**TO DO:**
Extract each line bearing the word "title".

** Start DATA SUPPLIED **

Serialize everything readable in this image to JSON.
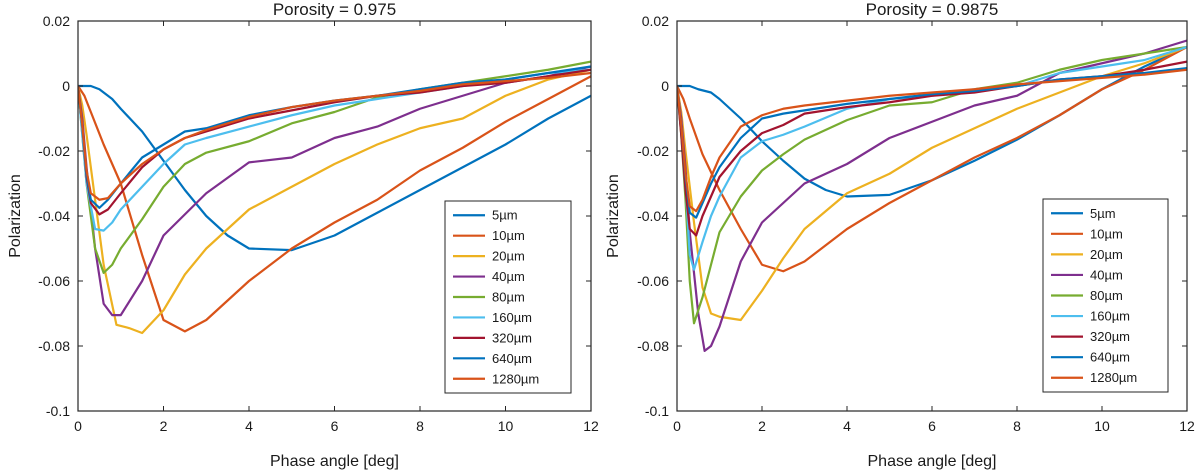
{
  "chart_data": [
    {
      "type": "line",
      "title": "Porosity = 0.975",
      "xlabel": "Phase angle [deg]",
      "ylabel": "Polarization",
      "xlim": [
        0,
        12
      ],
      "ylim": [
        -0.1,
        0.02
      ],
      "xticks": [
        0,
        2,
        4,
        6,
        8,
        10,
        12
      ],
      "xtick_labels": [
        "0",
        "2",
        "4",
        "6",
        "8",
        "10",
        "12"
      ],
      "yticks": [
        0.02,
        0,
        -0.02,
        -0.04,
        -0.06,
        -0.08,
        -0.1
      ],
      "ytick_labels": [
        "0.02",
        "0",
        "-0.02",
        "-0.04",
        "-0.06",
        "-0.08",
        "-0.1"
      ],
      "legend_position": "middle-right",
      "series": [
        {
          "name": "5µm",
          "color": "#0072BD",
          "x": [
            0,
            0.3,
            0.5,
            0.8,
            1.0,
            1.5,
            2.0,
            2.5,
            3.0,
            3.5,
            4.0,
            5.0,
            6.0,
            7.0,
            8.0,
            9.0,
            10.0,
            11.0,
            12.0
          ],
          "y": [
            0.0,
            0.0,
            -0.001,
            -0.004,
            -0.007,
            -0.014,
            -0.023,
            -0.032,
            -0.04,
            -0.046,
            -0.05,
            -0.0505,
            -0.046,
            -0.039,
            -0.032,
            -0.025,
            -0.018,
            -0.01,
            -0.003
          ]
        },
        {
          "name": "10µm",
          "color": "#D95319",
          "x": [
            0,
            0.15,
            0.3,
            0.6,
            1.0,
            1.5,
            2.0,
            2.5,
            3.0,
            4.0,
            5.0,
            6.0,
            7.0,
            8.0,
            9.0,
            10.0,
            11.0,
            12.0
          ],
          "y": [
            0.0,
            -0.003,
            -0.008,
            -0.018,
            -0.03,
            -0.052,
            -0.072,
            -0.0755,
            -0.072,
            -0.06,
            -0.05,
            -0.042,
            -0.035,
            -0.026,
            -0.019,
            -0.011,
            -0.004,
            0.003
          ]
        },
        {
          "name": "20µm",
          "color": "#EDB120",
          "x": [
            0,
            0.1,
            0.2,
            0.4,
            0.6,
            0.9,
            1.2,
            1.5,
            2.0,
            2.5,
            3.0,
            4.0,
            5.0,
            6.0,
            7.0,
            8.0,
            9.0,
            10.0,
            11.0,
            12.0
          ],
          "y": [
            0.0,
            -0.006,
            -0.015,
            -0.035,
            -0.055,
            -0.0735,
            -0.0745,
            -0.076,
            -0.069,
            -0.058,
            -0.05,
            -0.038,
            -0.031,
            -0.024,
            -0.018,
            -0.013,
            -0.01,
            -0.003,
            0.002,
            0.005
          ]
        },
        {
          "name": "40µm",
          "color": "#7E2F8E",
          "x": [
            0,
            0.1,
            0.2,
            0.4,
            0.6,
            0.8,
            1.0,
            1.5,
            2.0,
            3.0,
            4.0,
            5.0,
            6.0,
            7.0,
            8.0,
            9.0,
            10.0,
            11.0,
            12.0
          ],
          "y": [
            0.0,
            -0.01,
            -0.025,
            -0.05,
            -0.067,
            -0.0705,
            -0.0705,
            -0.06,
            -0.046,
            -0.033,
            -0.0235,
            -0.022,
            -0.016,
            -0.0125,
            -0.007,
            -0.003,
            0.001,
            0.003,
            0.006
          ]
        },
        {
          "name": "80µm",
          "color": "#77AC30",
          "x": [
            0,
            0.1,
            0.2,
            0.4,
            0.6,
            0.8,
            1.0,
            1.5,
            2.0,
            2.5,
            3.0,
            4.0,
            5.0,
            6.0,
            7.0,
            8.0,
            9.0,
            10.0,
            11.0,
            12.0
          ],
          "y": [
            0.0,
            -0.015,
            -0.03,
            -0.05,
            -0.0575,
            -0.055,
            -0.05,
            -0.041,
            -0.031,
            -0.024,
            -0.0205,
            -0.017,
            -0.0115,
            -0.008,
            -0.0035,
            -0.001,
            0.001,
            0.003,
            0.005,
            0.0075
          ]
        },
        {
          "name": "160µm",
          "color": "#4DBEEE",
          "x": [
            0,
            0.1,
            0.2,
            0.4,
            0.6,
            0.8,
            1.0,
            1.5,
            2.0,
            2.5,
            3.0,
            4.0,
            5.0,
            6.0,
            7.0,
            8.0,
            9.0,
            10.0,
            11.0,
            12.0
          ],
          "y": [
            0.0,
            -0.015,
            -0.03,
            -0.044,
            -0.0445,
            -0.042,
            -0.038,
            -0.031,
            -0.024,
            -0.018,
            -0.016,
            -0.0125,
            -0.009,
            -0.006,
            -0.004,
            -0.002,
            0.0,
            0.002,
            0.004,
            0.005
          ]
        },
        {
          "name": "320µm",
          "color": "#A2142F",
          "x": [
            0,
            0.1,
            0.2,
            0.3,
            0.5,
            0.7,
            1.0,
            1.5,
            2.0,
            2.5,
            3.0,
            4.0,
            5.0,
            6.0,
            7.0,
            8.0,
            9.0,
            10.0,
            11.0,
            12.0
          ],
          "y": [
            0.0,
            -0.012,
            -0.028,
            -0.036,
            -0.0395,
            -0.038,
            -0.033,
            -0.025,
            -0.0195,
            -0.016,
            -0.014,
            -0.01,
            -0.0075,
            -0.005,
            -0.003,
            -0.002,
            0.0,
            0.001,
            0.003,
            0.005
          ]
        },
        {
          "name": "640µm",
          "color": "#0072BD",
          "x": [
            0,
            0.1,
            0.2,
            0.3,
            0.5,
            0.7,
            1.0,
            1.5,
            2.0,
            2.5,
            3.0,
            4.0,
            5.0,
            6.0,
            7.0,
            8.0,
            9.0,
            10.0,
            11.0,
            12.0
          ],
          "y": [
            0.0,
            -0.012,
            -0.027,
            -0.035,
            -0.0375,
            -0.035,
            -0.03,
            -0.022,
            -0.018,
            -0.014,
            -0.013,
            -0.009,
            -0.0065,
            -0.0045,
            -0.003,
            -0.001,
            0.001,
            0.002,
            0.004,
            0.006
          ]
        },
        {
          "name": "1280µm",
          "color": "#D95319",
          "x": [
            0,
            0.1,
            0.2,
            0.3,
            0.5,
            0.7,
            1.0,
            1.5,
            2.0,
            2.5,
            3.0,
            4.0,
            5.0,
            6.0,
            7.0,
            8.0,
            9.0,
            10.0,
            11.0,
            12.0
          ],
          "y": [
            0.0,
            -0.012,
            -0.026,
            -0.033,
            -0.035,
            -0.0345,
            -0.03,
            -0.024,
            -0.0195,
            -0.016,
            -0.0135,
            -0.0095,
            -0.0065,
            -0.0045,
            -0.003,
            -0.0015,
            0.0005,
            0.0015,
            0.0025,
            0.004
          ]
        }
      ]
    },
    {
      "type": "line",
      "title": "Porosity = 0.9875",
      "xlabel": "Phase angle [deg]",
      "ylabel": "Polarization",
      "xlim": [
        0,
        12
      ],
      "ylim": [
        -0.1,
        0.02
      ],
      "xticks": [
        0,
        2,
        4,
        6,
        8,
        10,
        12
      ],
      "xtick_labels": [
        "0",
        "2",
        "4",
        "6",
        "8",
        "10",
        "12"
      ],
      "yticks": [
        0.02,
        0,
        -0.02,
        -0.04,
        -0.06,
        -0.08,
        -0.1
      ],
      "ytick_labels": [
        "0.02",
        "0",
        "-0.02",
        "-0.04",
        "-0.06",
        "-0.08",
        "-0.1"
      ],
      "legend_position": "middle-right",
      "series": [
        {
          "name": "5µm",
          "color": "#0072BD",
          "x": [
            0,
            0.3,
            0.5,
            0.8,
            1.0,
            1.5,
            2.0,
            2.5,
            3.0,
            3.5,
            4.0,
            5.0,
            6.0,
            7.0,
            8.0,
            9.0,
            10.0,
            11.0,
            12.0
          ],
          "y": [
            0.0,
            0.0,
            -0.001,
            -0.002,
            -0.004,
            -0.01,
            -0.017,
            -0.023,
            -0.0285,
            -0.032,
            -0.034,
            -0.0335,
            -0.029,
            -0.023,
            -0.0165,
            -0.009,
            -0.001,
            0.006,
            0.012
          ]
        },
        {
          "name": "10µm",
          "color": "#D95319",
          "x": [
            0,
            0.15,
            0.3,
            0.6,
            1.0,
            1.5,
            2.0,
            2.5,
            3.0,
            4.0,
            5.0,
            6.0,
            7.0,
            8.0,
            9.0,
            10.0,
            11.0,
            12.0
          ],
          "y": [
            0.0,
            -0.004,
            -0.01,
            -0.021,
            -0.032,
            -0.044,
            -0.055,
            -0.057,
            -0.054,
            -0.044,
            -0.036,
            -0.029,
            -0.022,
            -0.016,
            -0.009,
            -0.001,
            0.005,
            0.012
          ]
        },
        {
          "name": "20µm",
          "color": "#EDB120",
          "x": [
            0,
            0.1,
            0.2,
            0.4,
            0.6,
            0.8,
            1.0,
            1.5,
            2.0,
            2.5,
            3.0,
            4.0,
            5.0,
            6.0,
            7.0,
            8.0,
            9.0,
            10.0,
            11.0,
            12.0
          ],
          "y": [
            0.0,
            -0.008,
            -0.02,
            -0.042,
            -0.062,
            -0.07,
            -0.071,
            -0.072,
            -0.063,
            -0.053,
            -0.044,
            -0.033,
            -0.027,
            -0.019,
            -0.013,
            -0.007,
            -0.002,
            0.003,
            0.007,
            0.012
          ]
        },
        {
          "name": "40µm",
          "color": "#7E2F8E",
          "x": [
            0,
            0.1,
            0.2,
            0.3,
            0.5,
            0.65,
            0.8,
            1.0,
            1.5,
            2.0,
            3.0,
            4.0,
            5.0,
            6.0,
            7.0,
            8.0,
            9.0,
            10.0,
            11.0,
            12.0
          ],
          "y": [
            0.0,
            -0.01,
            -0.025,
            -0.045,
            -0.07,
            -0.0815,
            -0.08,
            -0.074,
            -0.054,
            -0.042,
            -0.03,
            -0.024,
            -0.016,
            -0.011,
            -0.006,
            -0.003,
            0.004,
            0.007,
            0.01,
            0.014
          ]
        },
        {
          "name": "80µm",
          "color": "#77AC30",
          "x": [
            0,
            0.1,
            0.2,
            0.3,
            0.4,
            0.6,
            0.8,
            1.0,
            1.5,
            2.0,
            2.5,
            3.0,
            4.0,
            5.0,
            6.0,
            7.0,
            8.0,
            9.0,
            10.0,
            11.0,
            12.0
          ],
          "y": [
            0.0,
            -0.015,
            -0.035,
            -0.06,
            -0.073,
            -0.065,
            -0.055,
            -0.045,
            -0.034,
            -0.026,
            -0.021,
            -0.0165,
            -0.0105,
            -0.006,
            -0.005,
            -0.001,
            0.001,
            0.005,
            0.008,
            0.01,
            0.012
          ]
        },
        {
          "name": "160µm",
          "color": "#4DBEEE",
          "x": [
            0,
            0.1,
            0.2,
            0.3,
            0.4,
            0.6,
            0.8,
            1.0,
            1.5,
            2.0,
            2.5,
            3.0,
            4.0,
            5.0,
            6.0,
            7.0,
            8.0,
            9.0,
            10.0,
            11.0,
            12.0
          ],
          "y": [
            0.0,
            -0.012,
            -0.03,
            -0.052,
            -0.0565,
            -0.048,
            -0.04,
            -0.034,
            -0.022,
            -0.017,
            -0.015,
            -0.0125,
            -0.007,
            -0.004,
            -0.003,
            -0.001,
            0.0,
            0.004,
            0.006,
            0.008,
            0.012
          ]
        },
        {
          "name": "320µm",
          "color": "#A2142F",
          "x": [
            0,
            0.1,
            0.2,
            0.3,
            0.45,
            0.6,
            0.8,
            1.0,
            1.5,
            2.0,
            2.5,
            3.0,
            4.0,
            5.0,
            6.0,
            7.0,
            8.0,
            9.0,
            10.0,
            11.0,
            12.0
          ],
          "y": [
            0.0,
            -0.015,
            -0.032,
            -0.044,
            -0.046,
            -0.04,
            -0.034,
            -0.028,
            -0.02,
            -0.0145,
            -0.012,
            -0.0085,
            -0.0065,
            -0.005,
            -0.003,
            -0.002,
            0.0,
            0.002,
            0.003,
            0.005,
            0.0075
          ]
        },
        {
          "name": "640µm",
          "color": "#0072BD",
          "x": [
            0,
            0.1,
            0.2,
            0.3,
            0.45,
            0.6,
            0.8,
            1.0,
            1.5,
            2.0,
            2.5,
            3.0,
            4.0,
            5.0,
            6.0,
            7.0,
            8.0,
            9.0,
            10.0,
            11.0,
            12.0
          ],
          "y": [
            0.0,
            -0.012,
            -0.028,
            -0.039,
            -0.0405,
            -0.036,
            -0.03,
            -0.025,
            -0.016,
            -0.01,
            -0.0085,
            -0.0075,
            -0.0055,
            -0.004,
            -0.0025,
            -0.0015,
            0.0,
            0.002,
            0.003,
            0.004,
            0.0055
          ]
        },
        {
          "name": "1280µm",
          "color": "#D95319",
          "x": [
            0,
            0.1,
            0.2,
            0.3,
            0.45,
            0.6,
            0.8,
            1.0,
            1.5,
            2.0,
            2.5,
            3.0,
            4.0,
            5.0,
            6.0,
            7.0,
            8.0,
            9.0,
            10.0,
            11.0,
            12.0
          ],
          "y": [
            0.0,
            -0.012,
            -0.027,
            -0.037,
            -0.0385,
            -0.035,
            -0.028,
            -0.022,
            -0.0125,
            -0.009,
            -0.007,
            -0.006,
            -0.0045,
            -0.003,
            -0.002,
            -0.001,
            0.0005,
            0.0015,
            0.0025,
            0.0035,
            0.005
          ]
        }
      ]
    }
  ]
}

** End DATA SUPPLIED **

**WORKED SOLUTION:**
      "title": "Porosity = 0.975",
      "title": "Porosity = 0.9875",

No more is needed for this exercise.